■ Your task
Gather every line in the records below that contains the word "name".

** start of Data for the task **

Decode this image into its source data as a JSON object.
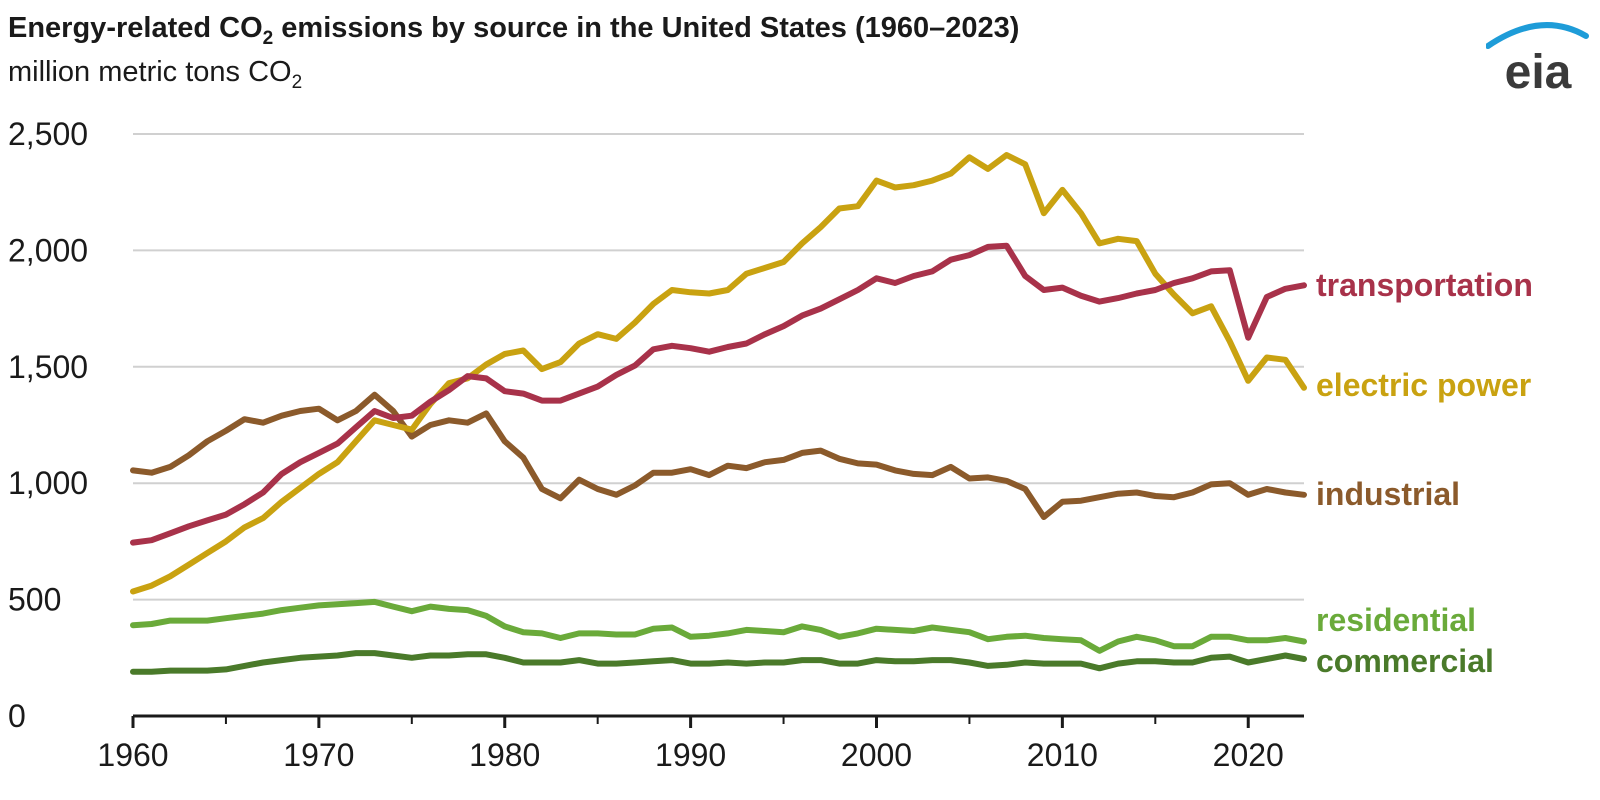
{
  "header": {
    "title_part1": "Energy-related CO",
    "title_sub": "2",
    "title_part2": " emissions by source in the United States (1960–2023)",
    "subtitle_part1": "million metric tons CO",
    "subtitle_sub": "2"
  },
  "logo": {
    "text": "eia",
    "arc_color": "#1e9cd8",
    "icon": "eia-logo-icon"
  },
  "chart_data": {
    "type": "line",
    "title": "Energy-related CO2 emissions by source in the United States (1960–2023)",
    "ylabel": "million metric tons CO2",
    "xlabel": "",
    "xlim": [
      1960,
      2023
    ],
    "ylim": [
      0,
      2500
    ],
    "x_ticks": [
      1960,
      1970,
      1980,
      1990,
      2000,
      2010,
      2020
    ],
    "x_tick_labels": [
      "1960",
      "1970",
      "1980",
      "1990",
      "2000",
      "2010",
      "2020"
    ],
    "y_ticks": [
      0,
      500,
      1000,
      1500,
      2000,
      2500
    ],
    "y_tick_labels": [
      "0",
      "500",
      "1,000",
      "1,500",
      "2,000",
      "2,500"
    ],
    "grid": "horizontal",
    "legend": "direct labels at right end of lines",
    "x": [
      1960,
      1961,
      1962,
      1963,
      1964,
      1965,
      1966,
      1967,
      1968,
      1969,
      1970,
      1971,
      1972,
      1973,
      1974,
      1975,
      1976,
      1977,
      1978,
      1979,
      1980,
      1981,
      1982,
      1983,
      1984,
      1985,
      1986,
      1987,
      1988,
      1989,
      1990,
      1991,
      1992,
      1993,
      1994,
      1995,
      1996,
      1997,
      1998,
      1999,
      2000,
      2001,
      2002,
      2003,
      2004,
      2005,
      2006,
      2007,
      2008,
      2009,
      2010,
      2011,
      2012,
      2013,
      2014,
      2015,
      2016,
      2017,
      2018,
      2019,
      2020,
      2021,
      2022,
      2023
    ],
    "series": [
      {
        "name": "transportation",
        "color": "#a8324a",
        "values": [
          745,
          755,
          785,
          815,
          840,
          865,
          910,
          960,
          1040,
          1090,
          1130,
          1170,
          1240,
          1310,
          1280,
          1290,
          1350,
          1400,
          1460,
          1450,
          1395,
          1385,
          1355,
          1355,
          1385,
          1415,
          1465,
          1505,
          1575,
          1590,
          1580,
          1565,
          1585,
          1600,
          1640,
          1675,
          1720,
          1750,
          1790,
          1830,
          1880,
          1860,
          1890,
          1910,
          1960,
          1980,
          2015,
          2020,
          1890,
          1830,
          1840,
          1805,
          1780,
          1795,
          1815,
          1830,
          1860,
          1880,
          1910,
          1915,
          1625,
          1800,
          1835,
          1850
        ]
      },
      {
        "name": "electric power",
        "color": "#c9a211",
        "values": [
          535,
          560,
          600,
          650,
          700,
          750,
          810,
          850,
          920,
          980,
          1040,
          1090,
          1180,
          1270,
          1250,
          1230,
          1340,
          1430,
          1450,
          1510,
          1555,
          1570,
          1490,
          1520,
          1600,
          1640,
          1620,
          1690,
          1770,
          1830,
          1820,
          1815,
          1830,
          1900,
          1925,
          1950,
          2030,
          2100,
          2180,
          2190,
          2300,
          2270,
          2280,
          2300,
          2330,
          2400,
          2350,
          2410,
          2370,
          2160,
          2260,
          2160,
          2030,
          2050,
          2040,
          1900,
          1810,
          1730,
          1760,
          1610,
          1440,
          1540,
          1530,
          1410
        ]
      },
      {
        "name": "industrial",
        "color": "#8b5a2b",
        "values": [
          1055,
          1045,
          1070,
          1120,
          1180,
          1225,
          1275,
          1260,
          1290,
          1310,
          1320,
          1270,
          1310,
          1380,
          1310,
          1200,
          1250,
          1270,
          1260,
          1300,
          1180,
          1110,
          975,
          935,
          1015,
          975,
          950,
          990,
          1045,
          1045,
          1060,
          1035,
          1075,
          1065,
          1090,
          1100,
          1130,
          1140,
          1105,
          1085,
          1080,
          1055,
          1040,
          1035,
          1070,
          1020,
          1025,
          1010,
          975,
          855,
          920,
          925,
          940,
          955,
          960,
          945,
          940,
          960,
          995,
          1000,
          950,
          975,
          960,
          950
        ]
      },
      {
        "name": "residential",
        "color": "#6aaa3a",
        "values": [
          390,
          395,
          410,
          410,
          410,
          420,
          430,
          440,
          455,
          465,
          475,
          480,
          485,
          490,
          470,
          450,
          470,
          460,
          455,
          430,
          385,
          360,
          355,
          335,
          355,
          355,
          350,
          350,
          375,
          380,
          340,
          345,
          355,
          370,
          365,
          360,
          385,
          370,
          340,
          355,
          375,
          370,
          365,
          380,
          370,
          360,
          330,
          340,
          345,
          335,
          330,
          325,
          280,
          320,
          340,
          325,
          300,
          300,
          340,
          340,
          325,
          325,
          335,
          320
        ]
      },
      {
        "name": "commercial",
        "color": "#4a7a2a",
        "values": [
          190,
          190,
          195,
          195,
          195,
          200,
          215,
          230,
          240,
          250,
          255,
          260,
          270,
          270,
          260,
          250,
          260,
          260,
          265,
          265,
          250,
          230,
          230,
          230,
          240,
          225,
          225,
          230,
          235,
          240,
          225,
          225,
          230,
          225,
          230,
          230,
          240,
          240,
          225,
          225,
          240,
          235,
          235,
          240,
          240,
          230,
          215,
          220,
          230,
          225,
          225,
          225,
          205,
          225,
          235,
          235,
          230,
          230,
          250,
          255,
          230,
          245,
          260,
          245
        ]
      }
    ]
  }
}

** end of Data for the task **

■ Answer
        "name": "transportation",
        "name": "electric power",
        "name": "industrial",
        "name": "residential",
        "name": "commercial",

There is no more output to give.